Listing ::
◆ ◆ ◆ ◆ ◆
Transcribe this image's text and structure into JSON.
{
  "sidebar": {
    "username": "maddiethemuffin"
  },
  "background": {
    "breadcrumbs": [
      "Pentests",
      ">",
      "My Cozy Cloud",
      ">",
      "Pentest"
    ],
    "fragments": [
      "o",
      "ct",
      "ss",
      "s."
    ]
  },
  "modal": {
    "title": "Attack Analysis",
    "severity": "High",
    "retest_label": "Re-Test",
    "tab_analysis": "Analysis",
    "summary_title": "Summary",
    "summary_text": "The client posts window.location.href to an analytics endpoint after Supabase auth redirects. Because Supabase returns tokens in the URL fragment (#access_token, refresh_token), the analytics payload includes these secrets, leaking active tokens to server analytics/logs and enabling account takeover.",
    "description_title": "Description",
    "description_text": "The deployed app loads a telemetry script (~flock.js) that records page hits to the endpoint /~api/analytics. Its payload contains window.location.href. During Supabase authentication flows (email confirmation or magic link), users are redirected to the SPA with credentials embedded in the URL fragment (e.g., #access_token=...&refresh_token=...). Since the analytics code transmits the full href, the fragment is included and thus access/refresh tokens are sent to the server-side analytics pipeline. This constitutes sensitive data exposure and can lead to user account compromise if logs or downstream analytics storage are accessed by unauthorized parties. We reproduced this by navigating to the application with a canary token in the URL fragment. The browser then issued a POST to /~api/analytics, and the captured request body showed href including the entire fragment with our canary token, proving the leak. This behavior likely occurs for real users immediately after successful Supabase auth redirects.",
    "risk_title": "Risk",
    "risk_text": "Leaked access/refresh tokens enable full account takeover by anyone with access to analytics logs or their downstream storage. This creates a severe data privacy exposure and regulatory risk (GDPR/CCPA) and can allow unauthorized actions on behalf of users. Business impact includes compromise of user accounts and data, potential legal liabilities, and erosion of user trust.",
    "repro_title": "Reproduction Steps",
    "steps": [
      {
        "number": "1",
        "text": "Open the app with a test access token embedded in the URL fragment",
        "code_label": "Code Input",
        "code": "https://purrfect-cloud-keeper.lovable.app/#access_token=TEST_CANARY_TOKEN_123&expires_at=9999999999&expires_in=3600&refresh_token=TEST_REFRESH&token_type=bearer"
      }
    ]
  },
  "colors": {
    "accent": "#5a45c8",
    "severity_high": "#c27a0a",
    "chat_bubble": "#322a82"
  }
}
◆ ◆ ◆ ◆ ◆
Work to complete :: All of the entries must be written out exactly as they stand.

Response to this task ::
Transcribe this image's text and structure into JSON.
{
  "sidebar": {
    "username": "maddiethemuffin"
  },
  "background": {
    "breadcrumbs": [
      "Pentests",
      ">",
      "My Cozy Cloud",
      ">",
      "Pentest"
    ],
    "fragments": [
      "o",
      "ct",
      "ss",
      "s."
    ]
  },
  "modal": {
    "title": "Attack Analysis",
    "severity": "High",
    "retest_label": "Re-Test",
    "tab_analysis": "Analysis",
    "summary_title": "Summary",
    "summary_text": "The client posts window.location.href to an analytics endpoint after Supabase auth redirects. Because Supabase returns tokens in the URL fragment (#access_token, refresh_token), the analytics payload includes these secrets, leaking active tokens to server analytics/logs and enabling account takeover.",
    "description_title": "Description",
    "description_text": "The deployed app loads a telemetry script (~flock.js) that records page hits to the endpoint /~api/analytics. Its payload contains window.location.href. During Supabase authentication flows (email confirmation or magic link), users are redirected to the SPA with credentials embedded in the URL fragment (e.g., #access_token=...&refresh_token=...). Since the analytics code transmits the full href, the fragment is included and thus access/refresh tokens are sent to the server-side analytics pipeline. This constitutes sensitive data exposure and can lead to user account compromise if logs or downstream analytics storage are accessed by unauthorized parties. We reproduced this by navigating to the application with a canary token in the URL fragment. The browser then issued a POST to /~api/analytics, and the captured request body showed href including the entire fragment with our canary token, proving the leak. This behavior likely occurs for real users immediately after successful Supabase auth redirects.",
    "risk_title": "Risk",
    "risk_text": "Leaked access/refresh tokens enable full account takeover by anyone with access to analytics logs or their downstream storage. This creates a severe data privacy exposure and regulatory risk (GDPR/CCPA) and can allow unauthorized actions on behalf of users. Business impact includes compromise of user accounts and data, potential legal liabilities, and erosion of user trust.",
    "repro_title": "Reproduction Steps",
    "steps": [
      {
        "number": "1",
        "text": "Open the app with a test access token embedded in the URL fragment",
        "code_label": "Code Input",
        "code": "https://purrfect-cloud-keeper.lovable.app/#access_token=TEST_CANARY_TOKEN_123&expires_at=9999999999&expires_in=3600&refresh_token=TEST_REFRESH&token_type=bearer"
      }
    ]
  },
  "colors": {
    "accent": "#5a45c8",
    "severity_high": "#c27a0a",
    "chat_bubble": "#322a82"
  }
}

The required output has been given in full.